• **Aim of the exercise**
Copy each line below exactly and leave the pictures out.

• **Material shown**
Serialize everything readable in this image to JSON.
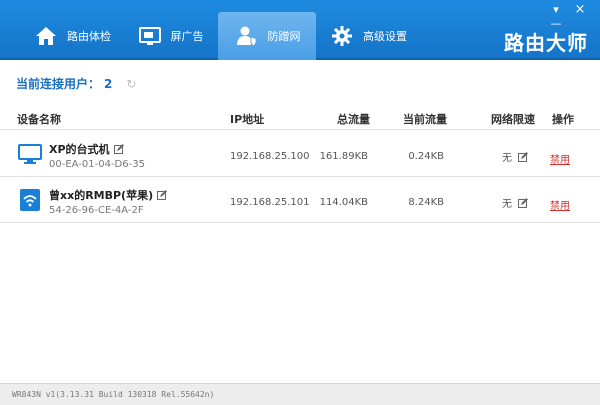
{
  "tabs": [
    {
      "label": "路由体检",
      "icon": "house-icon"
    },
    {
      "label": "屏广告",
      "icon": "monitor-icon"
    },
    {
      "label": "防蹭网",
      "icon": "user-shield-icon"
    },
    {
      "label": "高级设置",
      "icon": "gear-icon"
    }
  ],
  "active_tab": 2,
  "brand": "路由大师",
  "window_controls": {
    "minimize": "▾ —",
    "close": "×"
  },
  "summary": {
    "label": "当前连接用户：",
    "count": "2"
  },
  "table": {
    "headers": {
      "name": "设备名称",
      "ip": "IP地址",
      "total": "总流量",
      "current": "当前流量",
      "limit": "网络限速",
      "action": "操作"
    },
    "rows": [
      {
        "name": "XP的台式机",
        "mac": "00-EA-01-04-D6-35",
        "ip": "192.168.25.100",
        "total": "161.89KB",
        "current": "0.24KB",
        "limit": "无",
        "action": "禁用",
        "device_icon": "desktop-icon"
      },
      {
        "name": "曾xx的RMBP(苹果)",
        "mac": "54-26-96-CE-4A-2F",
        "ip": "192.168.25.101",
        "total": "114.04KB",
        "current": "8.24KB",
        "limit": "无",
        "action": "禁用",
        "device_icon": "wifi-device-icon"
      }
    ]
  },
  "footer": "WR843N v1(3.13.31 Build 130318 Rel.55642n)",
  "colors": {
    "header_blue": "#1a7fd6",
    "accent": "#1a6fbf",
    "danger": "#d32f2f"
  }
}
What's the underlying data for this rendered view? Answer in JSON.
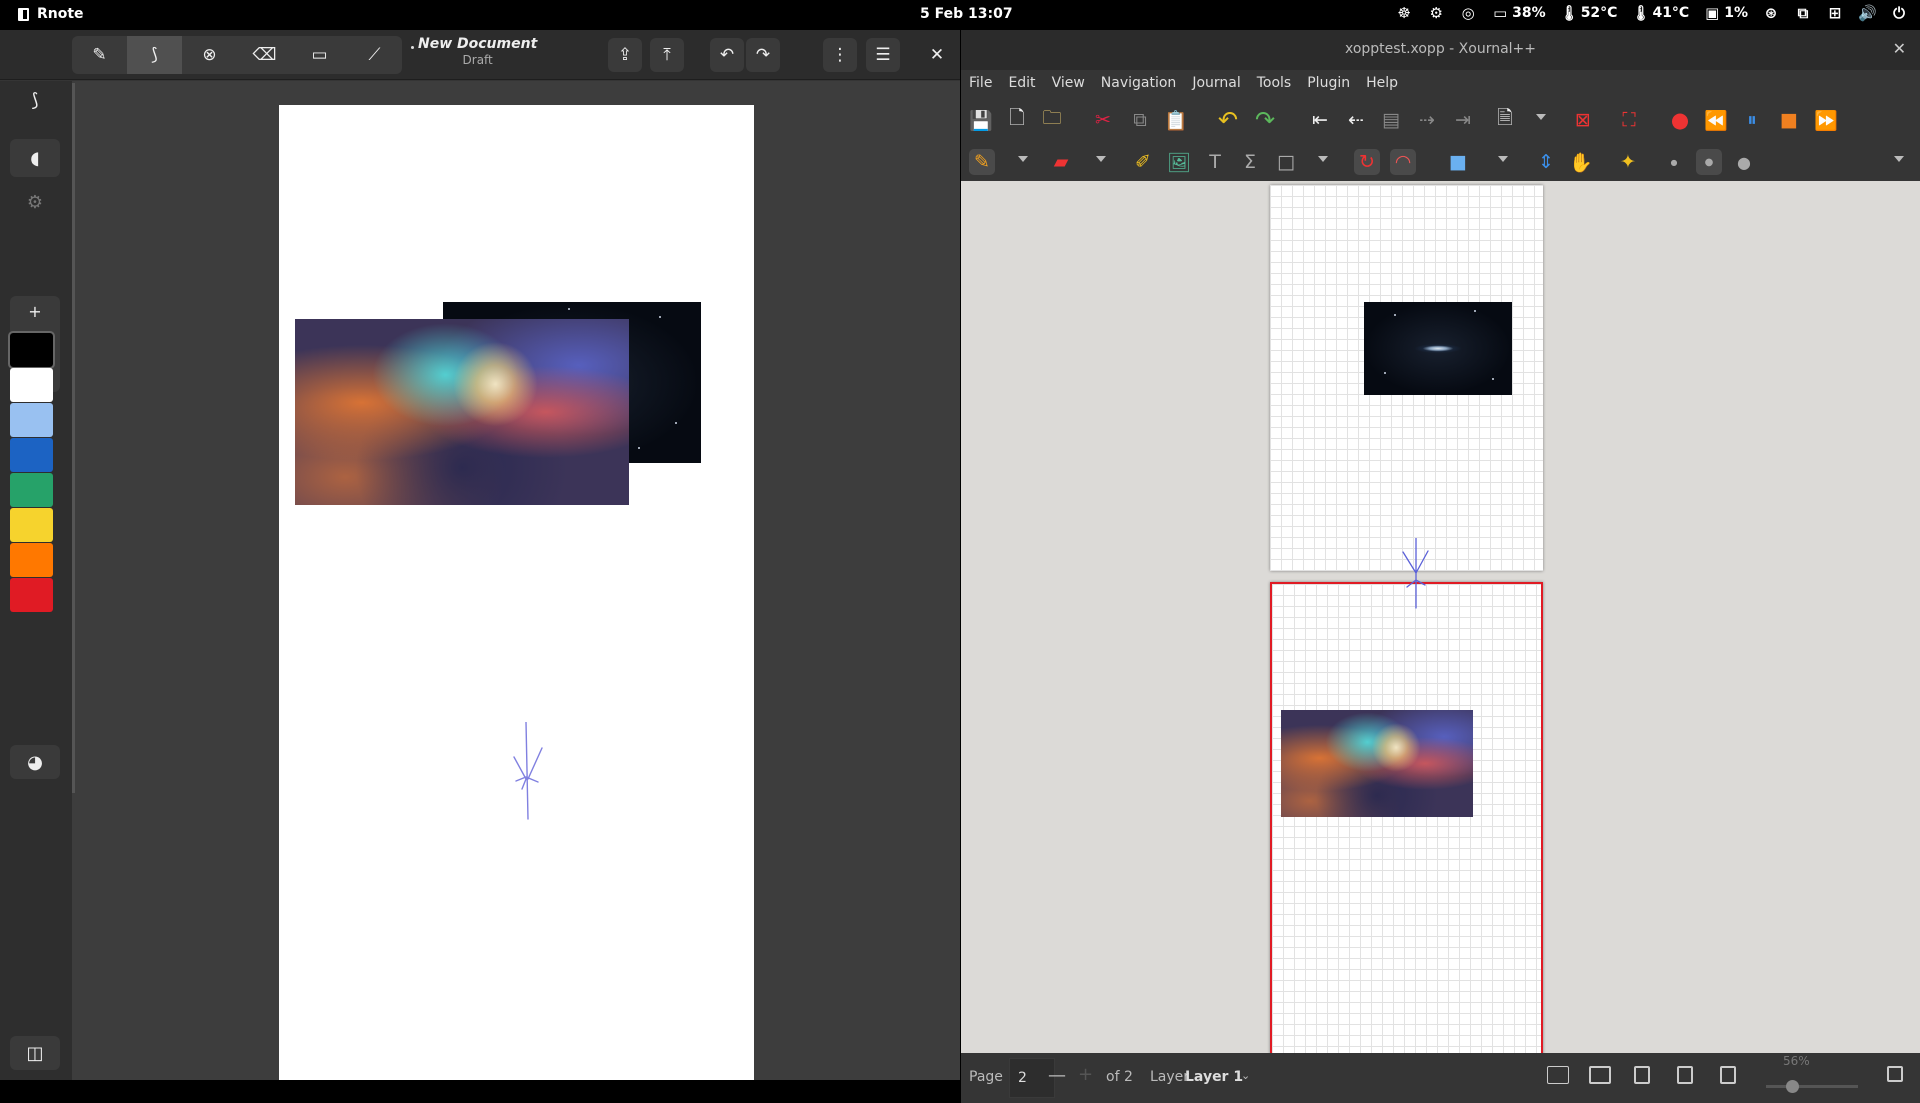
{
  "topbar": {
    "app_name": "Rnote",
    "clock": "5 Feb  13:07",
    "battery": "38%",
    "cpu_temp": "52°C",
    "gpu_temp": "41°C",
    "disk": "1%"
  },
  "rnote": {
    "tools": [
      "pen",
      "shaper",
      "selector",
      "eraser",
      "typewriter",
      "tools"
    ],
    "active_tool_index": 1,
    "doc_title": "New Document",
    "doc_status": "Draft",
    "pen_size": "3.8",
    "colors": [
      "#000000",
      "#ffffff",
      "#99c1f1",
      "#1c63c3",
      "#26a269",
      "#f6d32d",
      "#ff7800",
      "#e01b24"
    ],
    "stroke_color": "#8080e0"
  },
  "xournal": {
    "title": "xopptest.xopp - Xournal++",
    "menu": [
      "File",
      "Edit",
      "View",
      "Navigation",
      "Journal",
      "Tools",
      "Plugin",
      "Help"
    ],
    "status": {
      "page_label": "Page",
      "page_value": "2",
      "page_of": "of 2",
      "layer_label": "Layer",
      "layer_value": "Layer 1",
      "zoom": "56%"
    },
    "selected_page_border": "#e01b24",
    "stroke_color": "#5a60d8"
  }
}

• **Reply to the exercise**
Serialize everything readable in this image to JSON.
{
  "tabs": [
    {
      "label": "路由体检",
      "icon": "house-icon"
    },
    {
      "label": "屏广告",
      "icon": "monitor-icon"
    },
    {
      "label": "防蹭网",
      "icon": "user-shield-icon"
    },
    {
      "label": "高级设置",
      "icon": "gear-icon"
    }
  ],
  "active_tab": 2,
  "brand": "路由大师",
  "window_controls": {
    "minimize": "▾ —",
    "close": "×"
  },
  "summary": {
    "label": "当前连接用户：",
    "count": "2"
  },
  "table": {
    "headers": {
      "name": "设备名称",
      "ip": "IP地址",
      "total": "总流量",
      "current": "当前流量",
      "limit": "网络限速",
      "action": "操作"
    },
    "rows": [
      {
        "name": "XP的台式机",
        "mac": "00-EA-01-04-D6-35",
        "ip": "192.168.25.100",
        "total": "161.89KB",
        "current": "0.24KB",
        "limit": "无",
        "action": "禁用",
        "device_icon": "desktop-icon"
      },
      {
        "name": "曾xx的RMBP(苹果)",
        "mac": "54-26-96-CE-4A-2F",
        "ip": "192.168.25.101",
        "total": "114.04KB",
        "current": "8.24KB",
        "limit": "无",
        "action": "禁用",
        "device_icon": "wifi-device-icon"
      }
    ]
  },
  "footer": "WR843N v1(3.13.31 Build 130318 Rel.55642n)",
  "colors": {
    "header_blue": "#1a7fd6",
    "accent": "#1a6fbf",
    "danger": "#d32f2f"
  }
}
What's the underlying data for this rendered view? Answer in JSON.
{
  "topbar": {
    "app_name": "Rnote",
    "clock": "5 Feb  13:07",
    "battery": "38%",
    "cpu_temp": "52°C",
    "gpu_temp": "41°C",
    "disk": "1%"
  },
  "rnote": {
    "tools": [
      "pen",
      "shaper",
      "selector",
      "eraser",
      "typewriter",
      "tools"
    ],
    "active_tool_index": 1,
    "doc_title": "New Document",
    "doc_status": "Draft",
    "pen_size": "3.8",
    "colors": [
      "#000000",
      "#ffffff",
      "#99c1f1",
      "#1c63c3",
      "#26a269",
      "#f6d32d",
      "#ff7800",
      "#e01b24"
    ],
    "stroke_color": "#8080e0"
  },
  "xournal": {
    "title": "xopptest.xopp - Xournal++",
    "menu": [
      "File",
      "Edit",
      "View",
      "Navigation",
      "Journal",
      "Tools",
      "Plugin",
      "Help"
    ],
    "status": {
      "page_label": "Page",
      "page_value": "2",
      "page_of": "of 2",
      "layer_label": "Layer",
      "layer_value": "Layer 1",
      "zoom": "56%"
    },
    "selected_page_border": "#e01b24",
    "stroke_color": "#5a60d8"
  }
}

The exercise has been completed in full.